Given exercise =
Transcribe the full listing exactly, and drop every picture.

Records to use =
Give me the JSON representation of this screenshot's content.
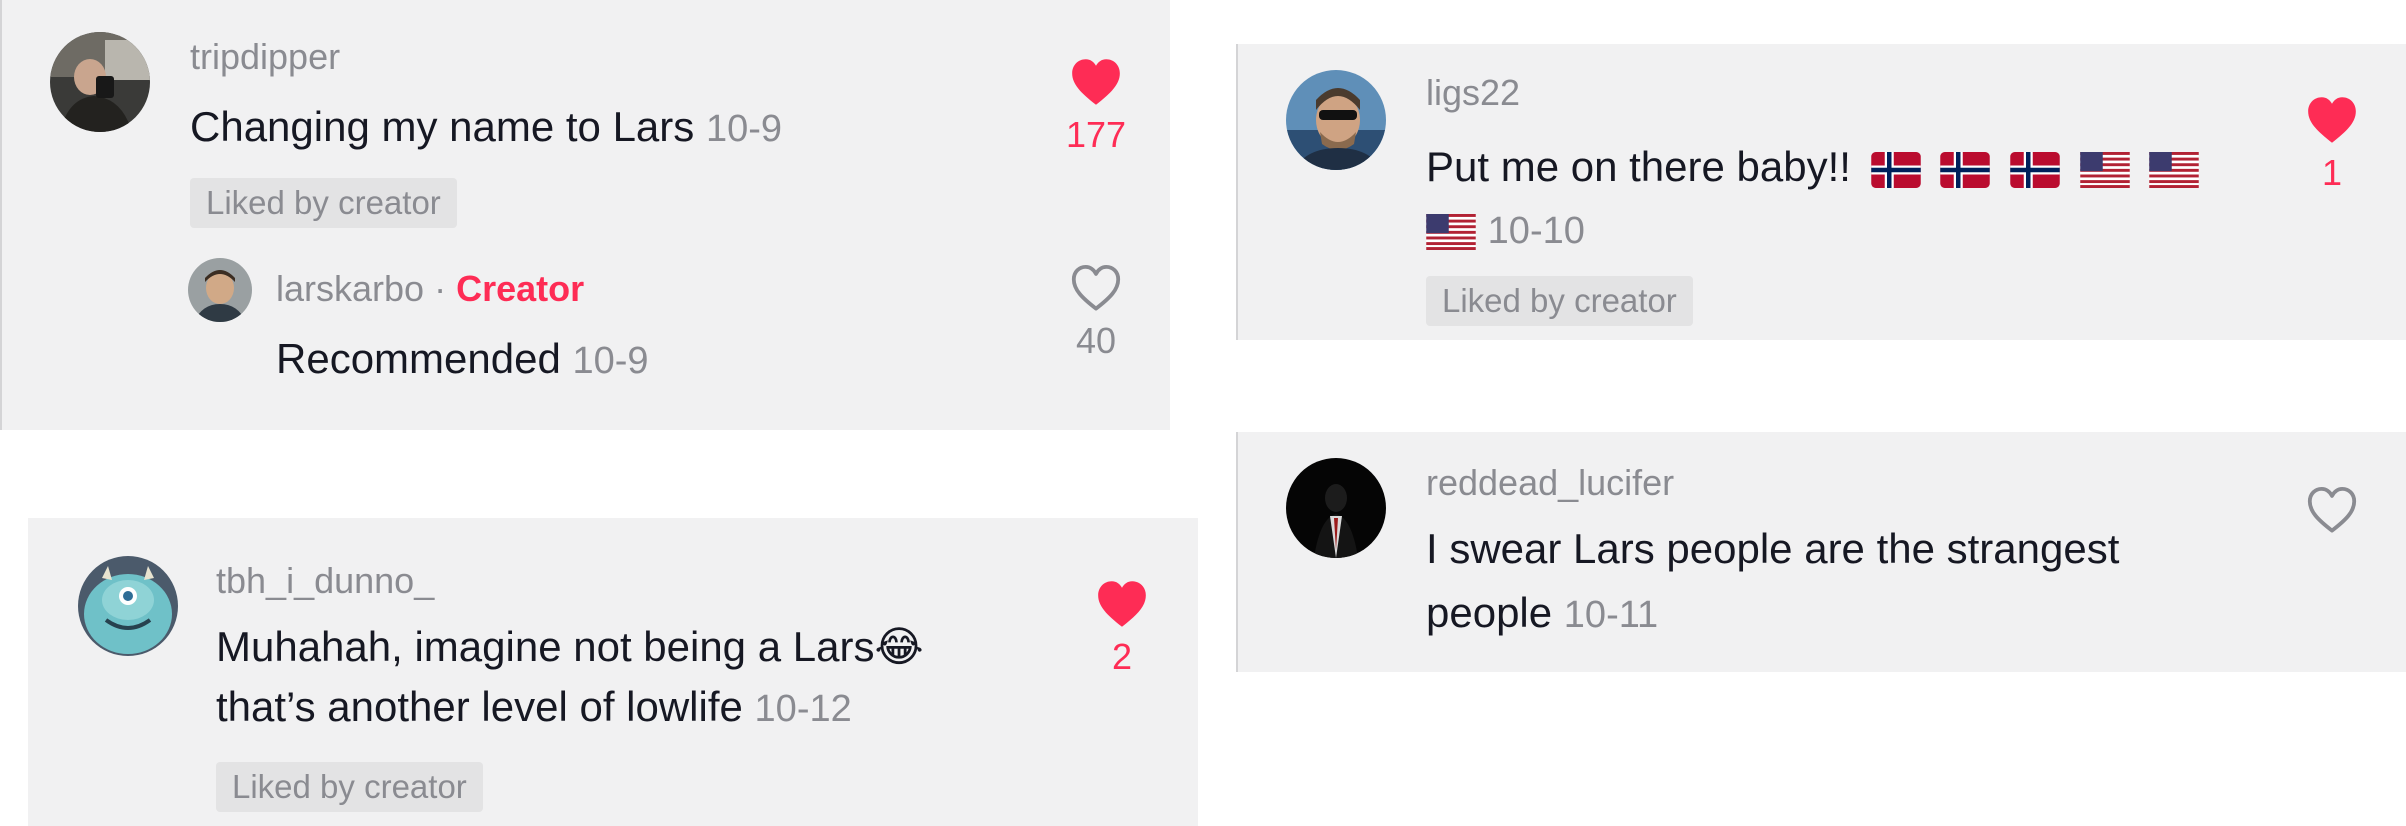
{
  "comments": [
    {
      "username": "tripdipper",
      "text": "Changing my name to Lars",
      "date": "10-9",
      "badge": "Liked by creator",
      "likes": "177",
      "liked": true,
      "reply": {
        "username": "larskarbo",
        "separator": "·",
        "creator_label": "Creator",
        "text": "Recommended",
        "date": "10-9",
        "likes": "40",
        "liked": false
      }
    },
    {
      "username": "ligs22",
      "text_line1": "Put me on there baby!!",
      "date": "10-10",
      "badge": "Liked by creator",
      "likes": "1",
      "liked": true,
      "flags": [
        "norway",
        "norway",
        "norway",
        "usa",
        "usa",
        "usa"
      ]
    },
    {
      "username": "tbh_i_dunno_",
      "text_line1": "Muhahah, imagine not being a Lars😂",
      "text_line2": "that’s another level of lowlife",
      "date": "10-12",
      "badge": "Liked by creator",
      "likes": "2",
      "liked": true
    },
    {
      "username": "reddead_lucifer",
      "text_line1": "I swear Lars people are the strangest",
      "text_line2": "people",
      "date": "10-11",
      "liked": false
    }
  ],
  "colors": {
    "like_red": "#fe2c55",
    "muted": "#8a8b91",
    "text": "#161823",
    "card_bg": "#f1f1f2"
  }
}
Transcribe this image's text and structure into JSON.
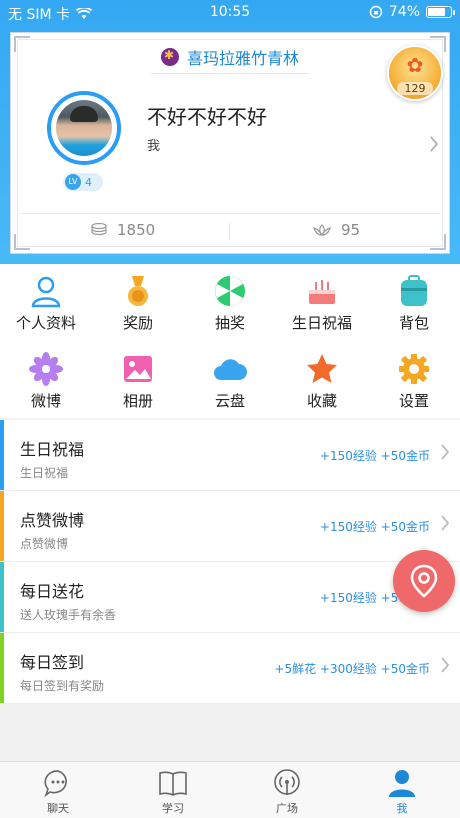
{
  "status_bar": {
    "carrier": "无 SIM 卡",
    "time": "10:55",
    "battery": "74%"
  },
  "profile": {
    "school": "喜玛拉雅竹青林",
    "nickname": "不好不好不好",
    "signature": "我",
    "level_badge": "LV",
    "level": "4",
    "flower_count": "129",
    "coins": "1850",
    "flowers": "95"
  },
  "grid": [
    {
      "label": "个人资料",
      "icon": "person-icon"
    },
    {
      "label": "奖励",
      "icon": "medal-icon"
    },
    {
      "label": "抽奖",
      "icon": "wheel-icon"
    },
    {
      "label": "生日祝福",
      "icon": "cake-icon"
    },
    {
      "label": "背包",
      "icon": "backpack-icon"
    },
    {
      "label": "微博",
      "icon": "flower-icon"
    },
    {
      "label": "相册",
      "icon": "photo-icon"
    },
    {
      "label": "云盘",
      "icon": "cloud-icon"
    },
    {
      "label": "收藏",
      "icon": "star-icon"
    },
    {
      "label": "设置",
      "icon": "gear-icon"
    }
  ],
  "tasks": [
    {
      "title": "生日祝福",
      "sub": "生日祝福",
      "reward": "+150经验 +50金币",
      "color": "#2a9df4"
    },
    {
      "title": "点赞微博",
      "sub": "点赞微博",
      "reward": "+150经验 +50金币",
      "color": "#f5a623"
    },
    {
      "title": "每日送花",
      "sub": "送人玫瑰手有余香",
      "reward": "+150经验 +50金币",
      "color": "#3fc1c9"
    },
    {
      "title": "每日签到",
      "sub": "每日签到有奖励",
      "reward": "+5鲜花 +300经验 +50金币",
      "color": "#7ed321"
    }
  ],
  "tabs": [
    {
      "label": "聊天",
      "icon": "chat-icon"
    },
    {
      "label": "学习",
      "icon": "book-icon"
    },
    {
      "label": "广场",
      "icon": "broadcast-icon"
    },
    {
      "label": "我",
      "icon": "me-icon"
    }
  ],
  "colors": {
    "accent": "#1e88d8",
    "header": "#34a8f2",
    "fab": "#f0696a"
  }
}
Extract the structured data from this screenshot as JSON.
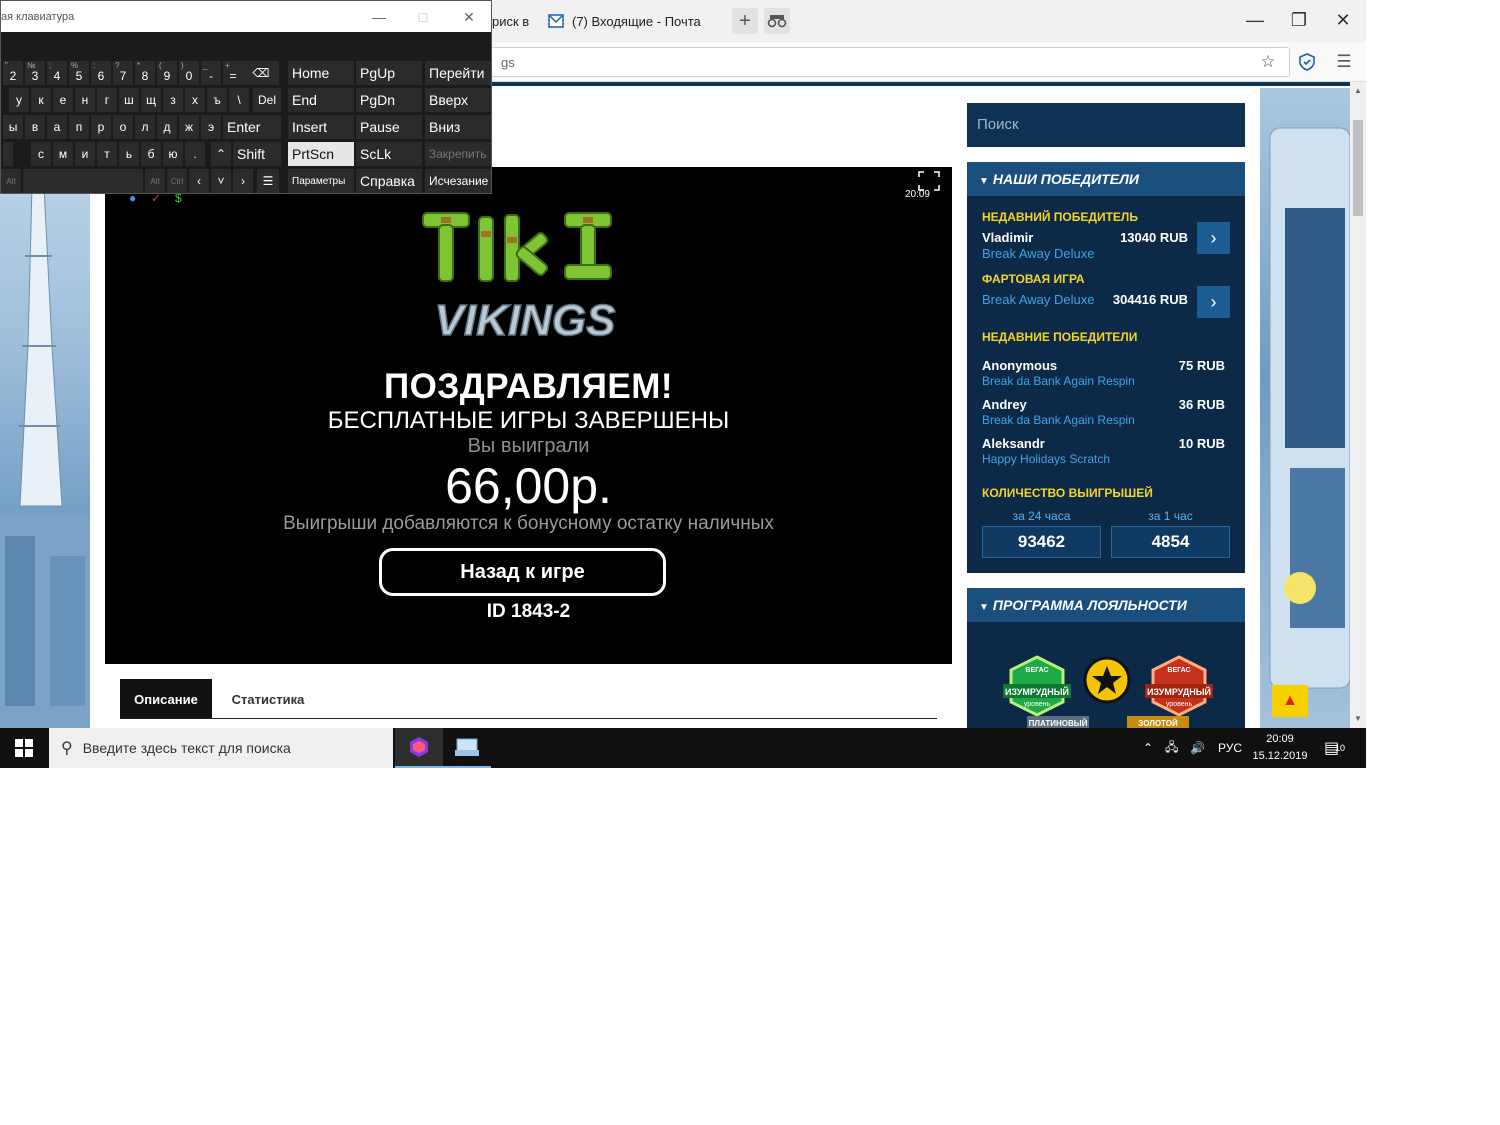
{
  "browser": {
    "tab1_label": "риск в",
    "tab2_label": "(7) Входящие - Почта",
    "url_tail": "gs"
  },
  "osk": {
    "title": "ая клавиатура",
    "row1": [
      "2",
      "3",
      "4",
      "5",
      "6",
      "7",
      "8",
      "9",
      "0",
      "-",
      "="
    ],
    "row1_shift": [
      "\"",
      "№",
      ";",
      "%",
      ":",
      "?",
      "*",
      "(",
      ")",
      "_",
      "+"
    ],
    "row2": [
      "у",
      "к",
      "е",
      "н",
      "г",
      "ш",
      "щ",
      "з",
      "х",
      "ъ",
      "\\"
    ],
    "row3": [
      "ы",
      "в",
      "а",
      "п",
      "р",
      "о",
      "л",
      "д",
      "ж",
      "э"
    ],
    "row4": [
      "с",
      "м",
      "и",
      "т",
      "ь",
      "б",
      "ю",
      "."
    ],
    "row4_shift": [
      ",",
      "/"
    ],
    "del": "Del",
    "enter": "Enter",
    "shift": "Shift",
    "alt": "Alt",
    "ctrl": "Ctrl",
    "nav": {
      "home": "Home",
      "pgup": "PgUp",
      "goto": "Перейти",
      "end": "End",
      "pgdn": "PgDn",
      "up": "Вверх",
      "insert": "Insert",
      "pause": "Pause",
      "down": "Вниз",
      "prtscn": "PrtScn",
      "sclk": "ScLk",
      "dock": "Закрепить",
      "options": "Параметры",
      "help": "Справка",
      "fade": "Исчезание"
    }
  },
  "game": {
    "time": "20:09",
    "congrats": "ПОЗДРАВЛЯЕМ!",
    "free_games_done": "БЕСПЛАТНЫЕ ИГРЫ ЗАВЕРШЕНЫ",
    "you_won": "Вы выиграли",
    "amount": "66,00р.",
    "note": "Выигрыши добавляются к бонусному остатку наличных",
    "back_button": "Назад к игре",
    "id": "ID 1843-2",
    "logo_top": "TIKI",
    "logo_bottom": "VIKINGS"
  },
  "page_tabs": {
    "description": "Описание",
    "stats": "Статистика"
  },
  "sidebar": {
    "search_placeholder": "Поиск",
    "winners_title": "НАШИ ПОБЕДИТЕЛИ",
    "recent_winner_label": "НЕДАВНИЙ ПОБЕДИТЕЛЬ",
    "recent_winner": {
      "name": "Vladimir",
      "amount": "13040 RUB",
      "game": "Break Away Deluxe"
    },
    "lucky_game_label": "ФАРТОВАЯ ИГРА",
    "lucky_game": {
      "game": "Break Away Deluxe",
      "amount": "304416 RUB"
    },
    "recent_winners_label": "НЕДАВНИЕ ПОБЕДИТЕЛИ",
    "recent_winners": [
      {
        "name": "Anonymous",
        "amount": "75 RUB",
        "game": "Break da Bank Again Respin"
      },
      {
        "name": "Andrey",
        "amount": "36 RUB",
        "game": "Break da Bank Again Respin"
      },
      {
        "name": "Aleksandr",
        "amount": "10 RUB",
        "game": "Happy Holidays Scratch"
      }
    ],
    "wins_count_label": "КОЛИЧЕСТВО ВЫИГРЫШЕЙ",
    "period_24h": "за 24 часа",
    "period_1h": "за 1 час",
    "count_24h": "93462",
    "count_1h": "4854",
    "loyalty_title": "ПРОГРАММА ЛОЯЛЬНОСТИ",
    "badge_left": "ИЗУМРУДНЫЙ",
    "badge_left_sub": "уровень",
    "badge_right": "ИЗУМРУДНЫЙ",
    "badge_right_sub": "уровень",
    "badge_brand": "ВЕГАС",
    "badge_lower_left": "ПЛАТИНОВЫЙ",
    "badge_lower_right": "ЗОЛОТОЙ"
  },
  "taskbar": {
    "search_placeholder": "Введите здесь текст для поиска",
    "lang": "РУС",
    "time": "20:09",
    "date": "15.12.2019",
    "notifications": "10"
  }
}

Task response =
Give me the JSON representation of this screenshot's content.
{
  "comments": [
    {
      "username": "tripdipper",
      "text": "Changing my name to Lars",
      "date": "10-9",
      "badge": "Liked by creator",
      "likes": "177",
      "liked": true,
      "reply": {
        "username": "larskarbo",
        "separator": "·",
        "creator_label": "Creator",
        "text": "Recommended",
        "date": "10-9",
        "likes": "40",
        "liked": false
      }
    },
    {
      "username": "ligs22",
      "text_line1": "Put me on there baby!!",
      "date": "10-10",
      "badge": "Liked by creator",
      "likes": "1",
      "liked": true,
      "flags": [
        "norway",
        "norway",
        "norway",
        "usa",
        "usa",
        "usa"
      ]
    },
    {
      "username": "tbh_i_dunno_",
      "text_line1": "Muhahah, imagine not being a Lars😂",
      "text_line2": "that’s another level of lowlife",
      "date": "10-12",
      "badge": "Liked by creator",
      "likes": "2",
      "liked": true
    },
    {
      "username": "reddead_lucifer",
      "text_line1": "I swear Lars people are the strangest",
      "text_line2": "people",
      "date": "10-11",
      "liked": false
    }
  ],
  "colors": {
    "like_red": "#fe2c55",
    "muted": "#8a8b91",
    "text": "#161823",
    "card_bg": "#f1f1f2"
  }
}
Transcribe this image's text and structure into JSON.
{
  "status_bar": {
    "carrier": "无 SIM 卡",
    "time": "10:55",
    "battery": "74%"
  },
  "profile": {
    "school": "喜玛拉雅竹青林",
    "nickname": "不好不好不好",
    "signature": "我",
    "level_badge": "LV",
    "level": "4",
    "flower_count": "129",
    "coins": "1850",
    "flowers": "95"
  },
  "grid": [
    {
      "label": "个人资料",
      "icon": "person-icon"
    },
    {
      "label": "奖励",
      "icon": "medal-icon"
    },
    {
      "label": "抽奖",
      "icon": "wheel-icon"
    },
    {
      "label": "生日祝福",
      "icon": "cake-icon"
    },
    {
      "label": "背包",
      "icon": "backpack-icon"
    },
    {
      "label": "微博",
      "icon": "flower-icon"
    },
    {
      "label": "相册",
      "icon": "photo-icon"
    },
    {
      "label": "云盘",
      "icon": "cloud-icon"
    },
    {
      "label": "收藏",
      "icon": "star-icon"
    },
    {
      "label": "设置",
      "icon": "gear-icon"
    }
  ],
  "tasks": [
    {
      "title": "生日祝福",
      "sub": "生日祝福",
      "reward": "+150经验 +50金币",
      "color": "#2a9df4"
    },
    {
      "title": "点赞微博",
      "sub": "点赞微博",
      "reward": "+150经验 +50金币",
      "color": "#f5a623"
    },
    {
      "title": "每日送花",
      "sub": "送人玫瑰手有余香",
      "reward": "+150经验 +50金币",
      "color": "#3fc1c9"
    },
    {
      "title": "每日签到",
      "sub": "每日签到有奖励",
      "reward": "+5鲜花 +300经验 +50金币",
      "color": "#7ed321"
    }
  ],
  "tabs": [
    {
      "label": "聊天",
      "icon": "chat-icon"
    },
    {
      "label": "学习",
      "icon": "book-icon"
    },
    {
      "label": "广场",
      "icon": "broadcast-icon"
    },
    {
      "label": "我",
      "icon": "me-icon"
    }
  ],
  "colors": {
    "accent": "#1e88d8",
    "header": "#34a8f2",
    "fab": "#f0696a"
  }
}
Extract the structured data from this screenshot as JSON.
{
  "browser": {
    "tab1_label": "риск в",
    "tab2_label": "(7) Входящие - Почта",
    "url_tail": "gs"
  },
  "osk": {
    "title": "ая клавиатура",
    "row1": [
      "2",
      "3",
      "4",
      "5",
      "6",
      "7",
      "8",
      "9",
      "0",
      "-",
      "="
    ],
    "row1_shift": [
      "\"",
      "№",
      ";",
      "%",
      ":",
      "?",
      "*",
      "(",
      ")",
      "_",
      "+"
    ],
    "row2": [
      "у",
      "к",
      "е",
      "н",
      "г",
      "ш",
      "щ",
      "з",
      "х",
      "ъ",
      "\\"
    ],
    "row3": [
      "ы",
      "в",
      "а",
      "п",
      "р",
      "о",
      "л",
      "д",
      "ж",
      "э"
    ],
    "row4": [
      "с",
      "м",
      "и",
      "т",
      "ь",
      "б",
      "ю",
      "."
    ],
    "row4_shift": [
      ",",
      "/"
    ],
    "del": "Del",
    "enter": "Enter",
    "shift": "Shift",
    "alt": "Alt",
    "ctrl": "Ctrl",
    "nav": {
      "home": "Home",
      "pgup": "PgUp",
      "goto": "Перейти",
      "end": "End",
      "pgdn": "PgDn",
      "up": "Вверх",
      "insert": "Insert",
      "pause": "Pause",
      "down": "Вниз",
      "prtscn": "PrtScn",
      "sclk": "ScLk",
      "dock": "Закрепить",
      "options": "Параметры",
      "help": "Справка",
      "fade": "Исчезание"
    }
  },
  "game": {
    "time": "20:09",
    "congrats": "ПОЗДРАВЛЯЕМ!",
    "free_games_done": "БЕСПЛАТНЫЕ ИГРЫ ЗАВЕРШЕНЫ",
    "you_won": "Вы выиграли",
    "amount": "66,00р.",
    "note": "Выигрыши добавляются к бонусному остатку наличных",
    "back_button": "Назад к игре",
    "id": "ID 1843-2",
    "logo_top": "TIKI",
    "logo_bottom": "VIKINGS"
  },
  "page_tabs": {
    "description": "Описание",
    "stats": "Статистика"
  },
  "sidebar": {
    "search_placeholder": "Поиск",
    "winners_title": "НАШИ ПОБЕДИТЕЛИ",
    "recent_winner_label": "НЕДАВНИЙ ПОБЕДИТЕЛЬ",
    "recent_winner": {
      "name": "Vladimir",
      "amount": "13040 RUB",
      "game": "Break Away Deluxe"
    },
    "lucky_game_label": "ФАРТОВАЯ ИГРА",
    "lucky_game": {
      "game": "Break Away Deluxe",
      "amount": "304416 RUB"
    },
    "recent_winners_label": "НЕДАВНИЕ ПОБЕДИТЕЛИ",
    "recent_winners": [
      {
        "name": "Anonymous",
        "amount": "75 RUB",
        "game": "Break da Bank Again Respin"
      },
      {
        "name": "Andrey",
        "amount": "36 RUB",
        "game": "Break da Bank Again Respin"
      },
      {
        "name": "Aleksandr",
        "amount": "10 RUB",
        "game": "Happy Holidays Scratch"
      }
    ],
    "wins_count_label": "КОЛИЧЕСТВО ВЫИГРЫШЕЙ",
    "period_24h": "за 24 часа",
    "period_1h": "за 1 час",
    "count_24h": "93462",
    "count_1h": "4854",
    "loyalty_title": "ПРОГРАММА ЛОЯЛЬНОСТИ",
    "badge_left": "ИЗУМРУДНЫЙ",
    "badge_left_sub": "уровень",
    "badge_right": "ИЗУМРУДНЫЙ",
    "badge_right_sub": "уровень",
    "badge_brand": "ВЕГАС",
    "badge_lower_left": "ПЛАТИНОВЫЙ",
    "badge_lower_right": "ЗОЛОТОЙ"
  },
  "taskbar": {
    "search_placeholder": "Введите здесь текст для поиска",
    "lang": "РУС",
    "time": "20:09",
    "date": "15.12.2019",
    "notifications": "10"
  }
}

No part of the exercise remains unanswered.